### Provided records:
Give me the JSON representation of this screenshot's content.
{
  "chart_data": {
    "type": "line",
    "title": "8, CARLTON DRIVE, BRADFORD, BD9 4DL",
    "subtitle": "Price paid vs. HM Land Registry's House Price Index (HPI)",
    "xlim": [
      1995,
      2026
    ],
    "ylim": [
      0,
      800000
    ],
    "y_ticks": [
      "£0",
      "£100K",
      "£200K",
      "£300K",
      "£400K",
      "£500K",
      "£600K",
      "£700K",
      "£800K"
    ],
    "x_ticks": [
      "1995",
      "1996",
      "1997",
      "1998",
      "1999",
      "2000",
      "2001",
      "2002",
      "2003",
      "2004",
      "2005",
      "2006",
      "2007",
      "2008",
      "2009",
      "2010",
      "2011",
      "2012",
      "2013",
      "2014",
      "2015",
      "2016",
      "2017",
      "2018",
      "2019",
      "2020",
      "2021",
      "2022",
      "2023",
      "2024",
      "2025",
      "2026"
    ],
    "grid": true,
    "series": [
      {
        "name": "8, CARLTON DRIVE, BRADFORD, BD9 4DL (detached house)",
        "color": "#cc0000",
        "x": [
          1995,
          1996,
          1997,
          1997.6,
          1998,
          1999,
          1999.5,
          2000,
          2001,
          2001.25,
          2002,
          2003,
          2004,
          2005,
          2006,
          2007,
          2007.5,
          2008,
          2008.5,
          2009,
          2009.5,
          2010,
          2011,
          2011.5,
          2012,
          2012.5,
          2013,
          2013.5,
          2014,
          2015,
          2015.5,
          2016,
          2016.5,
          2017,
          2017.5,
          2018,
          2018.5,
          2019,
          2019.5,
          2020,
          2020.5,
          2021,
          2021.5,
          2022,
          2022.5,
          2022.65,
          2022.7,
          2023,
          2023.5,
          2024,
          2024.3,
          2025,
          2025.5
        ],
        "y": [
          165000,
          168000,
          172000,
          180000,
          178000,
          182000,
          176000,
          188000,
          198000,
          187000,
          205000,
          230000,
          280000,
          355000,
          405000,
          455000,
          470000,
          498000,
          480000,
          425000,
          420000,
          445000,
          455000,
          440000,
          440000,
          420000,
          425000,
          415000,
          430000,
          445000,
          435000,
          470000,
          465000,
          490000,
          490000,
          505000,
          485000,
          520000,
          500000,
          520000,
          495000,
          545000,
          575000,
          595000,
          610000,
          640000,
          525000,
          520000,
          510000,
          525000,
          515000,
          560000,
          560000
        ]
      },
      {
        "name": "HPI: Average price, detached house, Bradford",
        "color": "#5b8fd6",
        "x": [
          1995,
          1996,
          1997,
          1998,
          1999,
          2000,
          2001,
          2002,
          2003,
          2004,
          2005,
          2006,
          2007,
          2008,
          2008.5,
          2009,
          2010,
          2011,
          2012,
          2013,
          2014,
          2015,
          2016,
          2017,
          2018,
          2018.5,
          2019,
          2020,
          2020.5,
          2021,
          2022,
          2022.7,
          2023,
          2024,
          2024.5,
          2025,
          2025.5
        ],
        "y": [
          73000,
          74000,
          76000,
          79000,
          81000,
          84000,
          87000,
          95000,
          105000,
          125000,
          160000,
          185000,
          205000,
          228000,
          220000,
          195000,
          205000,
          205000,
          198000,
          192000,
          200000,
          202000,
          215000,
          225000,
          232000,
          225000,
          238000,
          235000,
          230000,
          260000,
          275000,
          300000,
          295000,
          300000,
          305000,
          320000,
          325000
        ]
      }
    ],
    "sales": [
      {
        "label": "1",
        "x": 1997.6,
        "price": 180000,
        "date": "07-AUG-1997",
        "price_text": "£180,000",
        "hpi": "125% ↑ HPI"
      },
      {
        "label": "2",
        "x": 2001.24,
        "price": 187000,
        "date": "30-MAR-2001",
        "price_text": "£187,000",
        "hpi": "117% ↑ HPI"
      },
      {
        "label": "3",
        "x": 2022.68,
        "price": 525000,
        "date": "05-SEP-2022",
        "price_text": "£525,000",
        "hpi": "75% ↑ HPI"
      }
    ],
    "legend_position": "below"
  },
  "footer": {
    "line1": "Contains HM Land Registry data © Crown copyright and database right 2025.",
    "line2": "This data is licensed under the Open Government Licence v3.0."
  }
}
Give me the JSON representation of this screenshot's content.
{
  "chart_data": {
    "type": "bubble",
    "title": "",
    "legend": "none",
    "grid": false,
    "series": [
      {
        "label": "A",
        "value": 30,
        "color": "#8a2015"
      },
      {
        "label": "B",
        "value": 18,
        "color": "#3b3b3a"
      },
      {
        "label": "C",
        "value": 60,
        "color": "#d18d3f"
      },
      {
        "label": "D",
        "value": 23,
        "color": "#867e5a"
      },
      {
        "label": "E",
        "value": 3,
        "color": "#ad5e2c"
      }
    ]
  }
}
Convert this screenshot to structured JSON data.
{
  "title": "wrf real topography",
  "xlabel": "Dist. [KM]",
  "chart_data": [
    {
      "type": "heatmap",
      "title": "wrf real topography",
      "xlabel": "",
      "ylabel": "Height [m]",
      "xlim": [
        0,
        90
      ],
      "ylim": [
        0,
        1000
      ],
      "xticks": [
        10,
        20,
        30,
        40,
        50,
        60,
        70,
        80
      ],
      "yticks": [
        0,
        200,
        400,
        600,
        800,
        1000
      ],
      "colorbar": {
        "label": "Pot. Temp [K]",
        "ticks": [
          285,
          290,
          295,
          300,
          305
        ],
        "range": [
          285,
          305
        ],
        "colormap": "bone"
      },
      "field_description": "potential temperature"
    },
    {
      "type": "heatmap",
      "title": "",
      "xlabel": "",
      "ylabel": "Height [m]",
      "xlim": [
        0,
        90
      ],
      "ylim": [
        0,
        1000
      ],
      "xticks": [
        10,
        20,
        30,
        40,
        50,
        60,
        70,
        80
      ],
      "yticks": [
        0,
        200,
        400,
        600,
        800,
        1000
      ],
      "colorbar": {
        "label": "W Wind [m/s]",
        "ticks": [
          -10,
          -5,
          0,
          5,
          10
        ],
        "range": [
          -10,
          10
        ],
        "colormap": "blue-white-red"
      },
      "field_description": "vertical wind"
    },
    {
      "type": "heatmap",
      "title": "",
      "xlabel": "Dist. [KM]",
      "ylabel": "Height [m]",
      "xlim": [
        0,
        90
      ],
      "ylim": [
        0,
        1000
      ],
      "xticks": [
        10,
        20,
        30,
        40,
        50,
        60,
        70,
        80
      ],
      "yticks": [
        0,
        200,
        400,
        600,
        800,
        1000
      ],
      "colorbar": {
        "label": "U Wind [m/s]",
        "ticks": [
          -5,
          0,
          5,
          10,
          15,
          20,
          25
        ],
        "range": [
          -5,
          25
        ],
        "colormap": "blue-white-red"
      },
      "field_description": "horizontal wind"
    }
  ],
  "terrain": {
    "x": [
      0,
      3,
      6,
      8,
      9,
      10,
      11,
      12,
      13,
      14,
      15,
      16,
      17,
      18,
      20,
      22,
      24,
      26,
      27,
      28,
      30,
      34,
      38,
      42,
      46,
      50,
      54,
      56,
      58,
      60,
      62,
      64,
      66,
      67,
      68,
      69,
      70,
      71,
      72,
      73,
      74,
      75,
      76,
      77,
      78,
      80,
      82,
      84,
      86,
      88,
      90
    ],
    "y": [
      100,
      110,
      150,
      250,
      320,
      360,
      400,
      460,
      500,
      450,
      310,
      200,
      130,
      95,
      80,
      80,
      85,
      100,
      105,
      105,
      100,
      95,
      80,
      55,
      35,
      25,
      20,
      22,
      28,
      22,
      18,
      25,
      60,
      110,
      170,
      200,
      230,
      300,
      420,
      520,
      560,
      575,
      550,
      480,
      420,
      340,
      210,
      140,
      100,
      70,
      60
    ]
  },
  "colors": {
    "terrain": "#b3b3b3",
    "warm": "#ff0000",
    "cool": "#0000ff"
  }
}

### Requirement:
Scan the listing above for the word "DRIVE" and show each line where it is found.

### Solution:
    "title": "8, CARLTON DRIVE, BRADFORD, BD9 4DL",
        "name": "8, CARLTON DRIVE, BRADFORD, BD9 4DL (detached house)",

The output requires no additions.